## Begin TASK INPUT
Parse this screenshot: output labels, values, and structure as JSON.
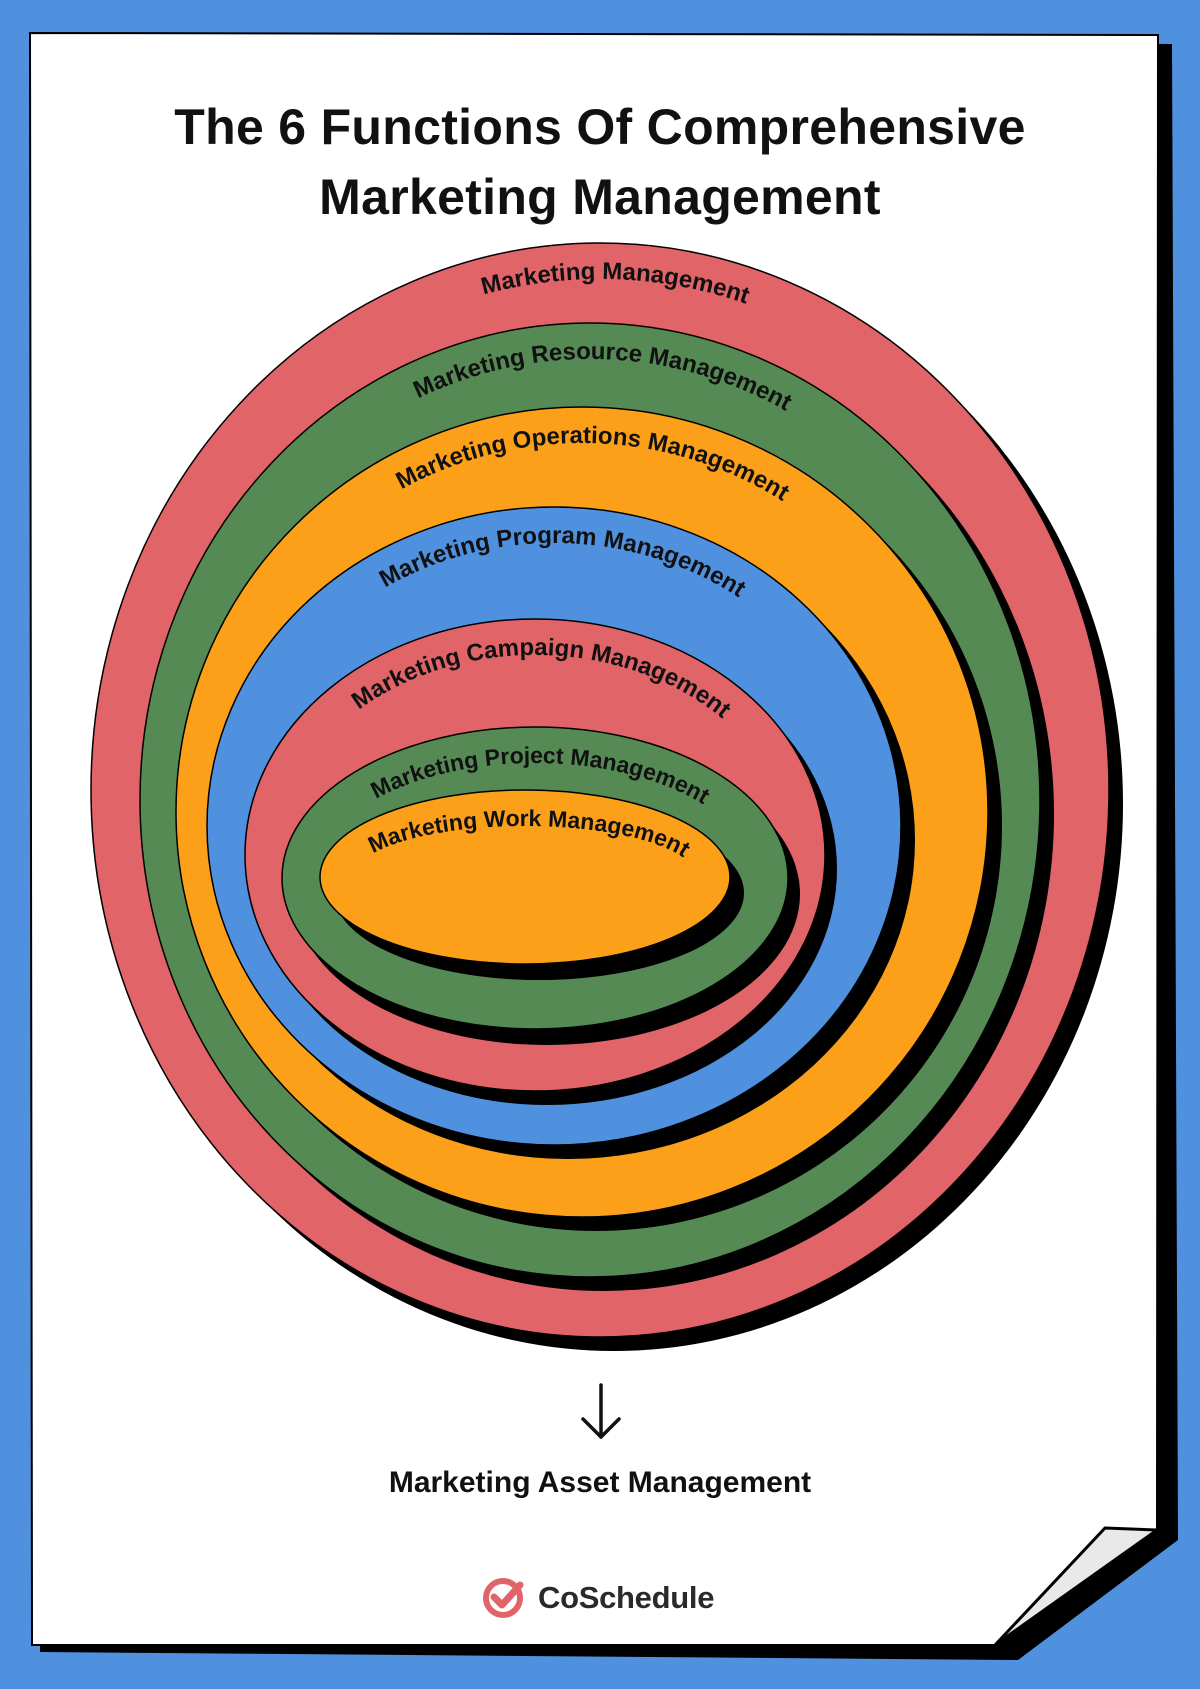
{
  "title_line1": "The 6 Functions Of Comprehensive",
  "title_line2": "Marketing Management",
  "rings": [
    {
      "label": "Marketing  Management",
      "color": "#e06468"
    },
    {
      "label": "Marketing Resource Management",
      "color": "#568a54"
    },
    {
      "label": "Marketing Operations Management",
      "color": "#fca01a"
    },
    {
      "label": "Marketing Program Management",
      "color": "#4f91de"
    },
    {
      "label": "Marketing Campaign Management",
      "color": "#e06468"
    },
    {
      "label": "Marketing Project Management",
      "color": "#568a54"
    },
    {
      "label": "Marketing Work Management",
      "color": "#fca01a"
    }
  ],
  "arrow_icon": "arrow-down-icon",
  "asset_label": "Marketing Asset Management",
  "logo_icon": "check-circle-icon",
  "brand": "CoSchedule",
  "colors": {
    "background": "#4f91de",
    "paper": "#ffffff",
    "shadow": "#000000",
    "brand_red": "#e06468"
  }
}
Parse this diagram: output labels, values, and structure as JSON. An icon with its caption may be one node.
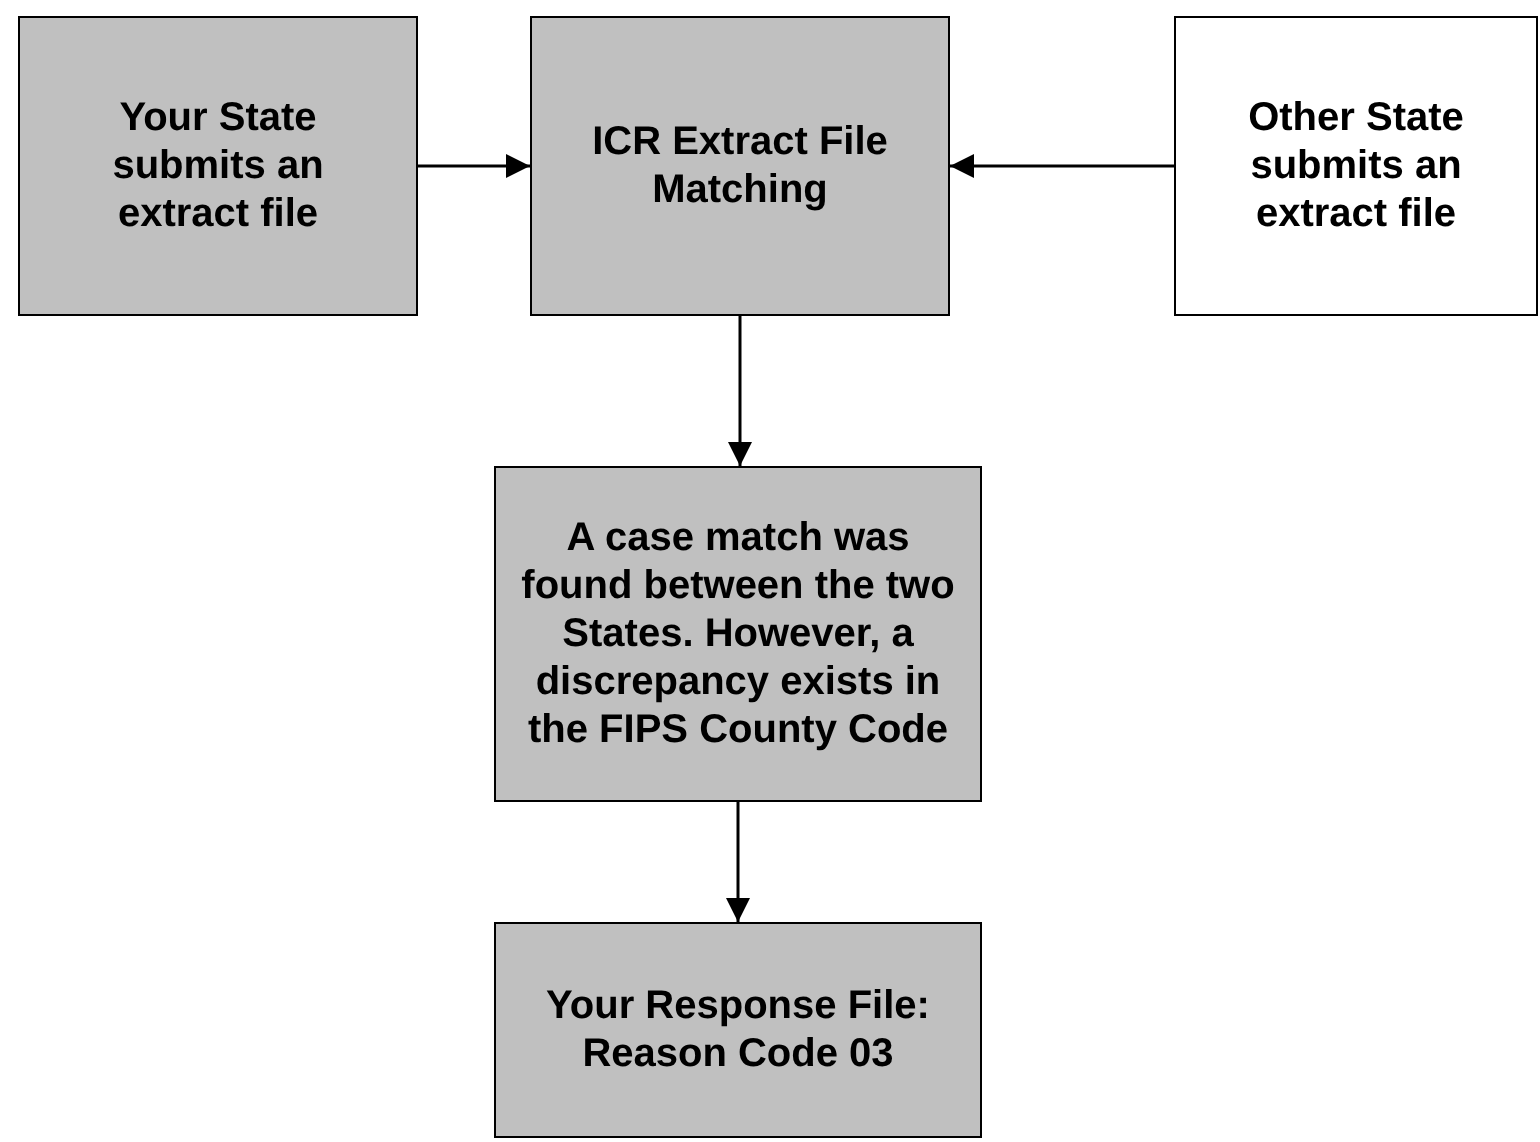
{
  "diagram": {
    "nodes": [
      {
        "text": [
          "Your State submits an extract file"
        ]
      },
      {
        "text": [
          "ICR Extract File Matching"
        ]
      },
      {
        "text": [
          "Other State submits an extract file"
        ]
      },
      {
        "text": [
          "A case match was found between the two States. However, a discrepancy exists in the FIPS County Code"
        ]
      },
      {
        "text": [
          "Your Response File: Reason Code 03"
        ]
      }
    ],
    "edges": [
      {
        "from": 0,
        "to": 1,
        "arrow": "to"
      },
      {
        "from": 2,
        "to": 1,
        "arrow": "to"
      },
      {
        "from": 1,
        "to": 3,
        "arrow": "to"
      },
      {
        "from": 3,
        "to": 4,
        "arrow": "to"
      }
    ]
  }
}
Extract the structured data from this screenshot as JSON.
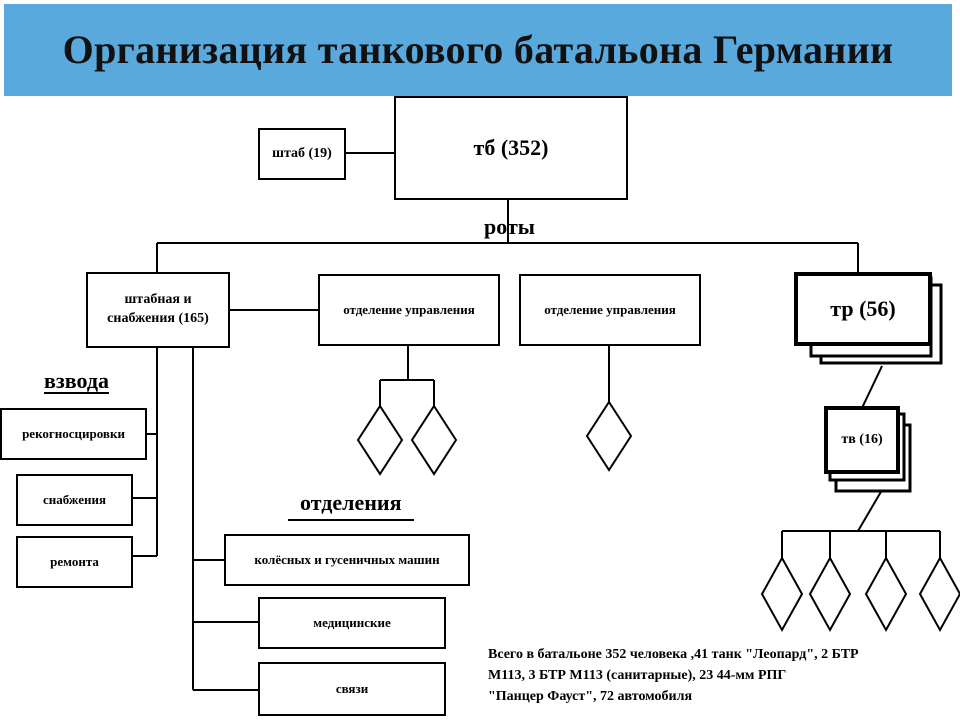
{
  "title": "Организация танкового батальона Германии",
  "nodes": {
    "battalion": "тб (352)",
    "hq": "штаб (19)",
    "hq_supply": "штабная и снабжения (165)",
    "control_1": "отделение управления",
    "control_2": "отделение управления",
    "tank_company": "тр (56)",
    "tank_platoon": "тв (16)"
  },
  "labels": {
    "companies": "роты",
    "platoons": "взвода",
    "sections": "отделения"
  },
  "platoons": [
    "рекогносцировки",
    "снабжения",
    "ремонта"
  ],
  "sections": [
    "колёсных и гусеничных машин",
    "медицинские",
    "связи"
  ],
  "note_lines": [
    "Всего в батальоне 352 человека ,41 танк \"Леопард\", 2 БТР",
    "М113, 3 БТР М113 (санитарные), 23 44-мм РПГ",
    "\"Панцер Фауст\", 72 автомобиля"
  ]
}
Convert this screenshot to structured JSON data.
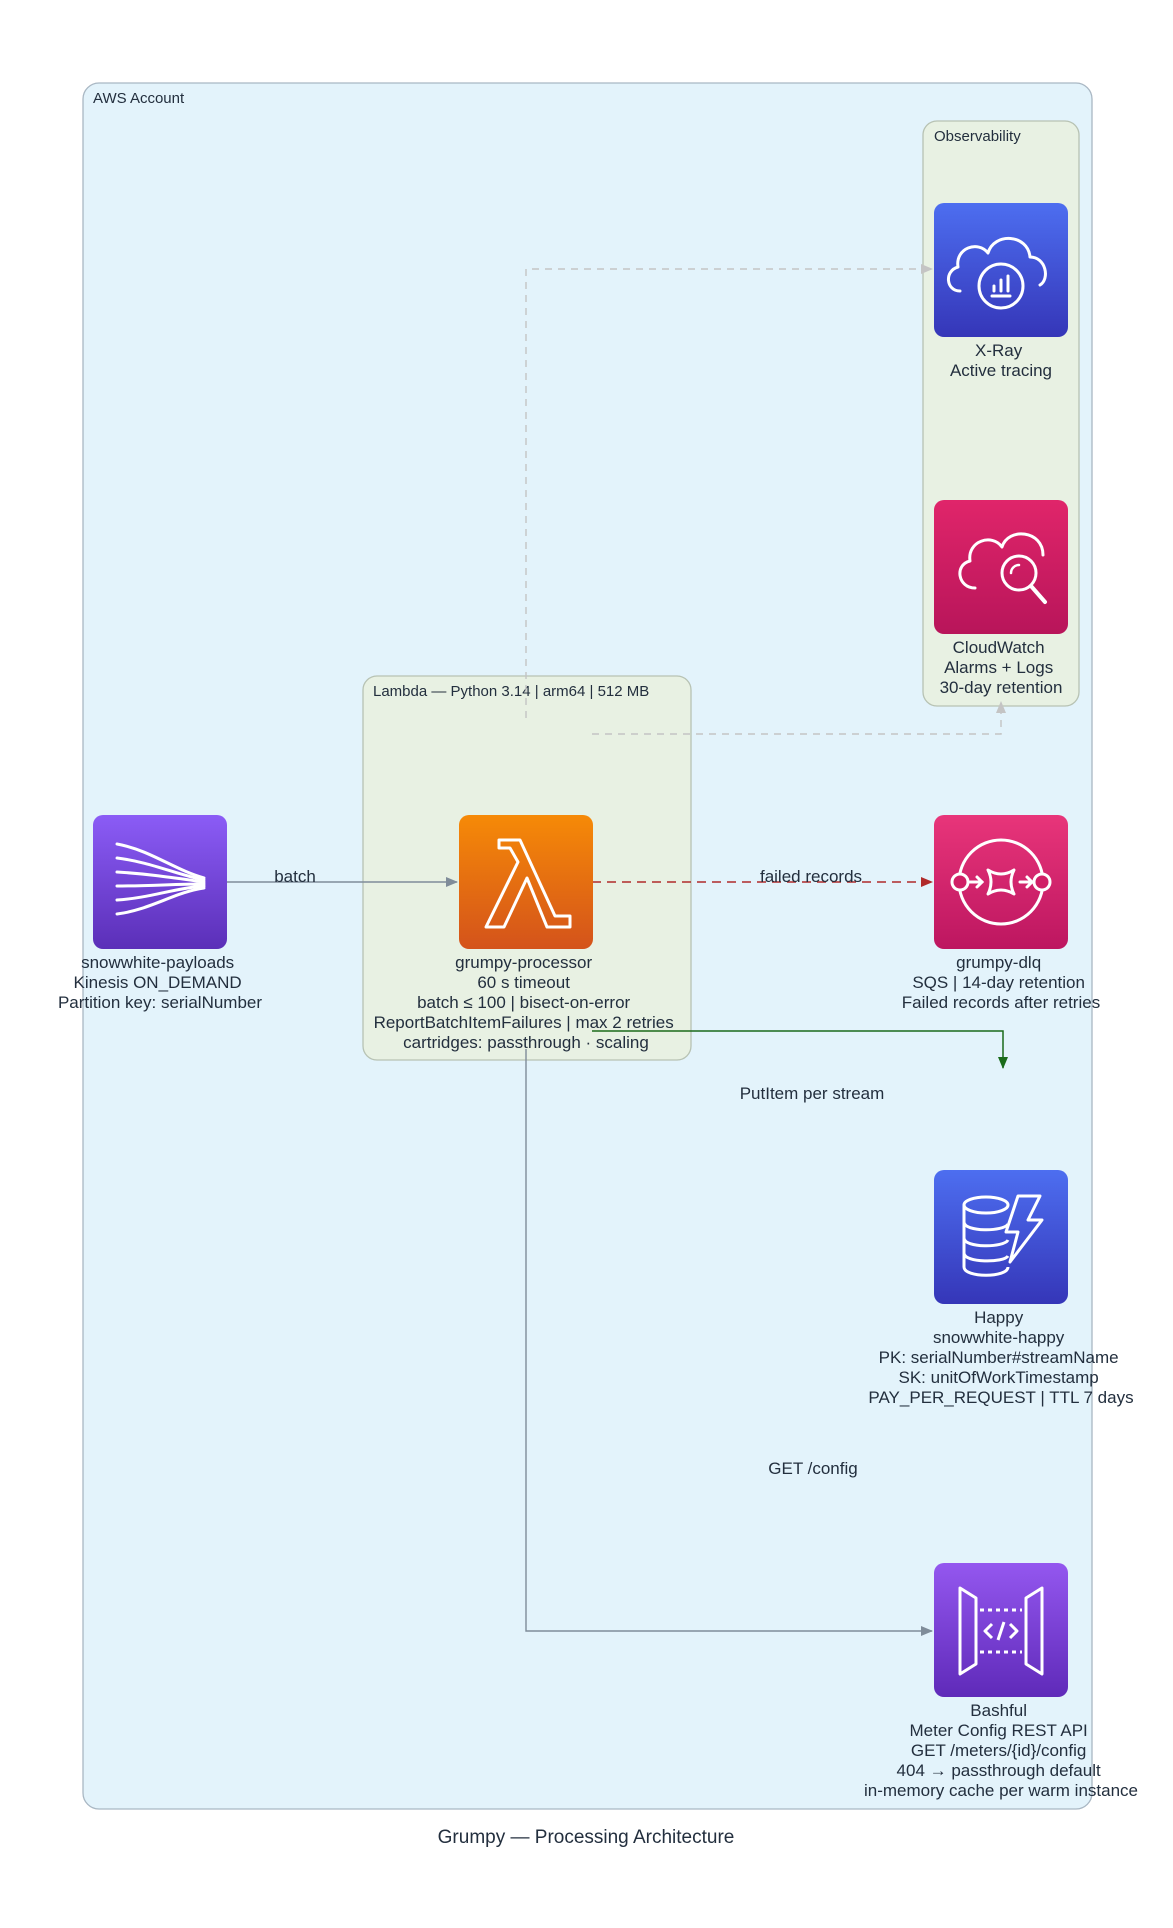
{
  "title": "Grumpy — Processing Architecture",
  "clusters": {
    "account": "AWS Account",
    "observability": "Observability",
    "lambda": "Lambda — Python 3.14 | arm64 | 512 MB"
  },
  "nodes": {
    "kinesis": {
      "icon": "kinesis-data-streams-icon",
      "lines": [
        "snowwhite-payloads",
        "Kinesis ON_DEMAND",
        "Partition key: serialNumber"
      ]
    },
    "lambda": {
      "icon": "lambda-icon",
      "lines": [
        "grumpy-processor",
        "60 s timeout",
        "batch ≤ 100 | bisect-on-error",
        "ReportBatchItemFailures | max 2 retries",
        "cartridges: passthrough · scaling"
      ]
    },
    "xray": {
      "icon": "xray-icon",
      "lines": [
        "X-Ray",
        "Active tracing"
      ]
    },
    "cloudwatch": {
      "icon": "cloudwatch-icon",
      "lines": [
        "CloudWatch",
        "Alarms + Logs",
        "30-day retention"
      ]
    },
    "sqs": {
      "icon": "sqs-icon",
      "lines": [
        "grumpy-dlq",
        "SQS | 14-day retention",
        "Failed records after retries"
      ]
    },
    "dynamodb": {
      "icon": "dynamodb-icon",
      "lines": [
        "Happy",
        "snowwhite-happy",
        "PK: serialNumber#streamName",
        "SK: unitOfWorkTimestamp",
        "PAY_PER_REQUEST | TTL 7 days"
      ]
    },
    "apigw": {
      "icon": "api-gateway-icon",
      "lines": [
        "Bashful",
        "Meter Config REST API",
        "GET /meters/{id}/config",
        "404 → passthrough default",
        "in-memory cache per warm instance"
      ]
    }
  },
  "edges": {
    "batch": "batch",
    "failed": "failed records",
    "putitem": "PutItem per stream",
    "getconfig": "GET /config"
  },
  "colors": {
    "account_fill": "#e3f3fb",
    "account_stroke": "#a9b7c3",
    "group_fill": "#e8f1e3",
    "group_stroke": "#b7c2b3",
    "edge_gray": "#7f8c99",
    "edge_light": "#c4c4c4",
    "edge_red": "#b02a2a",
    "edge_green": "#1a6b1a",
    "kinesis": [
      "#8b5cf6",
      "#5b2fb8"
    ],
    "lambda": [
      "#f68a07",
      "#d4531b"
    ],
    "xray": [
      "#4d6ef0",
      "#3536b8"
    ],
    "cloudwatch": [
      "#e0256a",
      "#b8155a"
    ],
    "sqs": [
      "#e8357a",
      "#bd1660"
    ],
    "dynamodb": [
      "#4d6ef0",
      "#3536b8"
    ],
    "apigw": [
      "#9457ef",
      "#5f2ab9"
    ]
  }
}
## End TASK INPUT
### WHAT TO WORK ON
Say how many lines in this listing hold the string "data", giving the count and nothing more.

### ANSWER
3